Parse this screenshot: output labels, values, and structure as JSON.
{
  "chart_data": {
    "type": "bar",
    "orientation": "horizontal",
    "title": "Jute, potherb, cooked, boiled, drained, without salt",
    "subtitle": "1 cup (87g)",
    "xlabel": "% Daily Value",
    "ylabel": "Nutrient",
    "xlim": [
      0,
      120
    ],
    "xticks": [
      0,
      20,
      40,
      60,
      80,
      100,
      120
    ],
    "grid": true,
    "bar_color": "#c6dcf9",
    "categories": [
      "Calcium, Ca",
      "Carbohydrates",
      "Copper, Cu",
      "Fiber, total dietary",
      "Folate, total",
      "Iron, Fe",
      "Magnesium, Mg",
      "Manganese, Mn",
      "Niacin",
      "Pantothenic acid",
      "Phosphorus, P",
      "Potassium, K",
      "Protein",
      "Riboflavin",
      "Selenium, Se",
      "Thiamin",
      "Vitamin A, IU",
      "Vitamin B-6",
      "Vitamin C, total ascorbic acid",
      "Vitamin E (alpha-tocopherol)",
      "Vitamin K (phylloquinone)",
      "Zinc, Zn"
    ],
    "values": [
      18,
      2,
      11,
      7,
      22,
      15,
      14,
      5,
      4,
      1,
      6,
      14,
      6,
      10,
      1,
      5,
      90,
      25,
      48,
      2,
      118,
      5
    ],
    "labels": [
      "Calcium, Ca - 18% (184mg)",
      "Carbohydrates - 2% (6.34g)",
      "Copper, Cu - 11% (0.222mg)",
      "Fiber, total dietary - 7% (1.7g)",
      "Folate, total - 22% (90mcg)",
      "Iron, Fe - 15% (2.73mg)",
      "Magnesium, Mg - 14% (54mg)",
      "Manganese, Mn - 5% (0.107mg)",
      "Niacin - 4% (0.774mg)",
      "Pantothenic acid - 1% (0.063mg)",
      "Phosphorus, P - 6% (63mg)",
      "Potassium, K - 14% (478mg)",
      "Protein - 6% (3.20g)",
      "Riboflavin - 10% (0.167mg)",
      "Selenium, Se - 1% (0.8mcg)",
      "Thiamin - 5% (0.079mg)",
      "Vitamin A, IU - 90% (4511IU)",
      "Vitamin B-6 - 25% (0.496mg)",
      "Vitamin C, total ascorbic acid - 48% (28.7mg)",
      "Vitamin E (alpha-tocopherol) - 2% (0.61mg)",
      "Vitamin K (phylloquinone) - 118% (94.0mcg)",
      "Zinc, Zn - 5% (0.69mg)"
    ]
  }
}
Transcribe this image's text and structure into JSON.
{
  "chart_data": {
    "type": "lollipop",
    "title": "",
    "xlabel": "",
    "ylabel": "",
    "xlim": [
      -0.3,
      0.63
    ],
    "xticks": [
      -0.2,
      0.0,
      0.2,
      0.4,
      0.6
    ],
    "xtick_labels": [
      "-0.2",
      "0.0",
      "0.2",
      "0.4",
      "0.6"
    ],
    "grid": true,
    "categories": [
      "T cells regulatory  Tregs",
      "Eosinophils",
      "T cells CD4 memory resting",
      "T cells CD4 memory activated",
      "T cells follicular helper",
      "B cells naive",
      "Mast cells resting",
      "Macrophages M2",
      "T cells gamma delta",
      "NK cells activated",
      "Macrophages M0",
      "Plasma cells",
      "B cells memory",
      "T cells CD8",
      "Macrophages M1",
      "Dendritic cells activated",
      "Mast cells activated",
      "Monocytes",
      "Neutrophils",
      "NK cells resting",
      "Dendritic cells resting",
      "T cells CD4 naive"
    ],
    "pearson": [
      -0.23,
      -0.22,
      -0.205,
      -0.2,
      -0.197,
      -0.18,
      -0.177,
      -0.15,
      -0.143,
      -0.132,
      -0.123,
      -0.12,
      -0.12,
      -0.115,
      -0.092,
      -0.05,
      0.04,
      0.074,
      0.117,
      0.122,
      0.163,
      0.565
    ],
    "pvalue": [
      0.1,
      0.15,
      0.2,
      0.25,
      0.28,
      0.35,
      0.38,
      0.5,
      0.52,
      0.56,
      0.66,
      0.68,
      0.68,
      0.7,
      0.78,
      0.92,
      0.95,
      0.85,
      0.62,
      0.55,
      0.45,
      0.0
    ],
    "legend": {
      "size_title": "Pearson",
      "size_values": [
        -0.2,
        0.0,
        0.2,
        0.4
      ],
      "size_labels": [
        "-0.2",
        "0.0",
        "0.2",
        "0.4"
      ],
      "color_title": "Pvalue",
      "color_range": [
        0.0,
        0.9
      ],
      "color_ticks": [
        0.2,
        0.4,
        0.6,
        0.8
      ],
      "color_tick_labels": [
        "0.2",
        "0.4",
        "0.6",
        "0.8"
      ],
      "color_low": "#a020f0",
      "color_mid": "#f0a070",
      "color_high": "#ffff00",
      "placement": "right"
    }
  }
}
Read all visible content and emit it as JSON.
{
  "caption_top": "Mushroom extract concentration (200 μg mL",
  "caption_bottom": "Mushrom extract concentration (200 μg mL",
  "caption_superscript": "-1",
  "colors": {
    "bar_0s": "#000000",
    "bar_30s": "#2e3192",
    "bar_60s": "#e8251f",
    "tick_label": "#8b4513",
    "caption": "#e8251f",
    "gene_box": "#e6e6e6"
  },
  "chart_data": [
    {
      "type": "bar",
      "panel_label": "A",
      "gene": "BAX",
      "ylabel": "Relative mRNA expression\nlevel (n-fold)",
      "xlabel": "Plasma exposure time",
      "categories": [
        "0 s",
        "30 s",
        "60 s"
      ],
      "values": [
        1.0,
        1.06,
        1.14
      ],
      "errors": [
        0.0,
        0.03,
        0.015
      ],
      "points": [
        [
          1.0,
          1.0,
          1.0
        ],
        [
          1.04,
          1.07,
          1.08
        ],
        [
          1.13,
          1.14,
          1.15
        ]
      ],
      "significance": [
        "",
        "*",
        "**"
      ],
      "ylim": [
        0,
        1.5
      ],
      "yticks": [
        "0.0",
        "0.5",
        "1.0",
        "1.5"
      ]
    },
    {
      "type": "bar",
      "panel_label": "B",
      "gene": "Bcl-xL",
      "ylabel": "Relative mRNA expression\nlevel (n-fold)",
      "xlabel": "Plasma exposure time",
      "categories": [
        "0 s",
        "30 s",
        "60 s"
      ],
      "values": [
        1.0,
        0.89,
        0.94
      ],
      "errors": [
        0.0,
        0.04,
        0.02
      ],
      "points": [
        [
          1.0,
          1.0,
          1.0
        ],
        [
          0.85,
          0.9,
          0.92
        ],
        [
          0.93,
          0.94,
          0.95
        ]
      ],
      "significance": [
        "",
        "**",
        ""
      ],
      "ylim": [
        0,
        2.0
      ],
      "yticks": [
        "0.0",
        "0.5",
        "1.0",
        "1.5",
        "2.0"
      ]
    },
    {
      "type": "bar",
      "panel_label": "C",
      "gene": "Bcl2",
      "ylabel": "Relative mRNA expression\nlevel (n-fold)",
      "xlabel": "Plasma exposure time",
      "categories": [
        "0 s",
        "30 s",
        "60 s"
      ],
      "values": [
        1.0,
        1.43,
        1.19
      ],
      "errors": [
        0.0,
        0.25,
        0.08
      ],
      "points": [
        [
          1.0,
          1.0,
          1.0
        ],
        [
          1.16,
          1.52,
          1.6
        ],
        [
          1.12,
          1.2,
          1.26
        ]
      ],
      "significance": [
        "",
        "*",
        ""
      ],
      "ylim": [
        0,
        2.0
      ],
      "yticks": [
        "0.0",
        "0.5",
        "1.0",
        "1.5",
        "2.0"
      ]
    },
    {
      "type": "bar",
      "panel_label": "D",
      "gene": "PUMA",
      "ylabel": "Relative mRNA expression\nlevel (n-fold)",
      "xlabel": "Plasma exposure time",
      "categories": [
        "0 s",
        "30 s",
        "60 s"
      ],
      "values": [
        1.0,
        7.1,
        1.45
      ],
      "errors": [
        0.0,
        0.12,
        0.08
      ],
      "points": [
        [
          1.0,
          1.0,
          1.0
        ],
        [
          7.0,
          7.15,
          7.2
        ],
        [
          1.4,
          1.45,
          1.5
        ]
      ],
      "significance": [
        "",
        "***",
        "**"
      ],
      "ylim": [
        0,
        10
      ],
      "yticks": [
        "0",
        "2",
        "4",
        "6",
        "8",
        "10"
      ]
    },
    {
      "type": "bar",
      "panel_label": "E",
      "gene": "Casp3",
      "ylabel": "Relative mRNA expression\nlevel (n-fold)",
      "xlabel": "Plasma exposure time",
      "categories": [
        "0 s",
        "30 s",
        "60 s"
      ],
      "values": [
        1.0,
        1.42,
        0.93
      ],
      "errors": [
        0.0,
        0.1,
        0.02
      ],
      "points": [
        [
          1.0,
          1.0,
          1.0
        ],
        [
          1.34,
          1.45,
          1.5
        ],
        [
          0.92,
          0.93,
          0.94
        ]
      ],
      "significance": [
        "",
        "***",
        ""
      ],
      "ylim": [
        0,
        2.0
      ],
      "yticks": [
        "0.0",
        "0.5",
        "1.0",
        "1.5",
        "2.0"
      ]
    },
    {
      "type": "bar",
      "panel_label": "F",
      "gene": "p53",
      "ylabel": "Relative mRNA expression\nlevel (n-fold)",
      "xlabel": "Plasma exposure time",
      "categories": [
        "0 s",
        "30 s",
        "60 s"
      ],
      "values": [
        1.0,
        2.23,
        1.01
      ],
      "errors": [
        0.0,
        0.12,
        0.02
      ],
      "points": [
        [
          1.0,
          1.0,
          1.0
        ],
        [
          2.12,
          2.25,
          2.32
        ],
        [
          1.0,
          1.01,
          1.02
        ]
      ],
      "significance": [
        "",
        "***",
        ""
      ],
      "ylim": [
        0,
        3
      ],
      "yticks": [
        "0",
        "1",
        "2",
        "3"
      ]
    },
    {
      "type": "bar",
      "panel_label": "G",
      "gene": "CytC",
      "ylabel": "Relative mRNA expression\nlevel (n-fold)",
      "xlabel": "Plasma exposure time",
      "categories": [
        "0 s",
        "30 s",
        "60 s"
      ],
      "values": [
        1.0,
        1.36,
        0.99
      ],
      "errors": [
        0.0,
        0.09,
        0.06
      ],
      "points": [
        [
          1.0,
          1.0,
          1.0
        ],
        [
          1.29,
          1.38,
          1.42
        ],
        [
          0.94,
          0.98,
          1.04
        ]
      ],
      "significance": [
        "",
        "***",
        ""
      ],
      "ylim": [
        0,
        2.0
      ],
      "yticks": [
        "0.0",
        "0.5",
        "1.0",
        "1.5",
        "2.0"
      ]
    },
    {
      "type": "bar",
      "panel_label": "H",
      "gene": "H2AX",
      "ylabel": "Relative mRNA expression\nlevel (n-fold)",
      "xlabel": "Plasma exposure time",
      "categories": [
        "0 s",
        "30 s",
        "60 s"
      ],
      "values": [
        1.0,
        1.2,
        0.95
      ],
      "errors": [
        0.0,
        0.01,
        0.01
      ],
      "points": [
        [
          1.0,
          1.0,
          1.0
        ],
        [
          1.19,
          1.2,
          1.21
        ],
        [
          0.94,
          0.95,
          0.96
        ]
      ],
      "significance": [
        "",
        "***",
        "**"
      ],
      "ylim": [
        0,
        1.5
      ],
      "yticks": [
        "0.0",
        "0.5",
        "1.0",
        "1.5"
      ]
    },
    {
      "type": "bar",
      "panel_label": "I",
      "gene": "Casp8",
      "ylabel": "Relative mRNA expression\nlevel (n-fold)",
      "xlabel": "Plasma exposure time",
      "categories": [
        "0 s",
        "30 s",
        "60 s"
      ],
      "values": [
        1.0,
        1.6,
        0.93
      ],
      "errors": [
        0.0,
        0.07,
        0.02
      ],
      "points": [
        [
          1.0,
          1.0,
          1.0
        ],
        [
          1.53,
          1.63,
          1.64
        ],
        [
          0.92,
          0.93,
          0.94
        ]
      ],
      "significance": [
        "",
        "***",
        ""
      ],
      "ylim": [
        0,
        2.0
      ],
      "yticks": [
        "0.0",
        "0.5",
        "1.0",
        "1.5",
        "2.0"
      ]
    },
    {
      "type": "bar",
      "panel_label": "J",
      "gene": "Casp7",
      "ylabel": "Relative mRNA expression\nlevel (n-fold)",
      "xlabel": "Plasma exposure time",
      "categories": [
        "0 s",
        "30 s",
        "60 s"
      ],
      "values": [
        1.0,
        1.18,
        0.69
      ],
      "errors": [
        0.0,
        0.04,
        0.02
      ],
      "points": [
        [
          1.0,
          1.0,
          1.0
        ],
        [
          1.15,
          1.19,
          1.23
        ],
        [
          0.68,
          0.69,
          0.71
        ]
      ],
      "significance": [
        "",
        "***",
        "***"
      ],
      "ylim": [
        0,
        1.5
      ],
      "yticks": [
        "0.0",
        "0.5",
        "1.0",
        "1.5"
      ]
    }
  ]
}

★ ★ ★

__DIRECTIONS FOR THIS TASK__: Search the entries for "Pantothenic" and copy out each line that has it.

__ANSWER FOR THIS EXERCISE__:
      "Pantothenic acid",
      "Pantothenic acid - 1% (0.063mg)",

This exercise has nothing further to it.